# WHAT NEEDS TO BE DONE
Transcribe every entry word for word. Skip the pictures.

# RECORDS SUPPLIED
____

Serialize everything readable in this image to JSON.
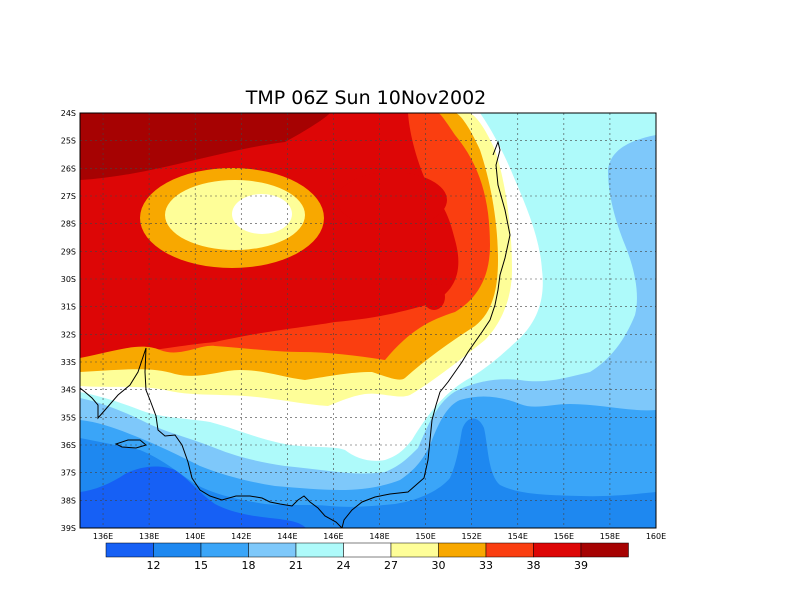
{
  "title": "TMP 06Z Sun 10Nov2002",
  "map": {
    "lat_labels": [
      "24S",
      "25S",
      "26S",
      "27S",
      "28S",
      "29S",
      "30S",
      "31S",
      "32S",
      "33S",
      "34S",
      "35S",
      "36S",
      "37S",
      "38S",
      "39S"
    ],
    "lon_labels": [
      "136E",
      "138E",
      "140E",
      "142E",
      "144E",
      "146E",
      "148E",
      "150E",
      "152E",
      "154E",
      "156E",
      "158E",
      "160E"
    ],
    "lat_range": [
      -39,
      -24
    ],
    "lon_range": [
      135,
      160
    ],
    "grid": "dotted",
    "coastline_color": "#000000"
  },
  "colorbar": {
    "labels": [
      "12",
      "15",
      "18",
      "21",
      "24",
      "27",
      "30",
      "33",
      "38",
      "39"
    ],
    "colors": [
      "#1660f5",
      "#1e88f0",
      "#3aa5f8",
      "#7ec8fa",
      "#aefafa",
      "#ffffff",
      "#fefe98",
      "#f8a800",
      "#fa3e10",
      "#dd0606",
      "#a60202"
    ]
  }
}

____

# RESULT BELOW
Serialize everything readable in this image to JSON.
{
  "title": "TMP 06Z Sun 10Nov2002",
  "map": {
    "lat_labels": [
      "24S",
      "25S",
      "26S",
      "27S",
      "28S",
      "29S",
      "30S",
      "31S",
      "32S",
      "33S",
      "34S",
      "35S",
      "36S",
      "37S",
      "38S",
      "39S"
    ],
    "lon_labels": [
      "136E",
      "138E",
      "140E",
      "142E",
      "144E",
      "146E",
      "148E",
      "150E",
      "152E",
      "154E",
      "156E",
      "158E",
      "160E"
    ],
    "lat_range": [
      -39,
      -24
    ],
    "lon_range": [
      135,
      160
    ],
    "grid": "dotted",
    "coastline_color": "#000000"
  },
  "colorbar": {
    "labels": [
      "12",
      "15",
      "18",
      "21",
      "24",
      "27",
      "30",
      "33",
      "38",
      "39"
    ],
    "colors": [
      "#1660f5",
      "#1e88f0",
      "#3aa5f8",
      "#7ec8fa",
      "#aefafa",
      "#ffffff",
      "#fefe98",
      "#f8a800",
      "#fa3e10",
      "#dd0606",
      "#a60202"
    ]
  }
}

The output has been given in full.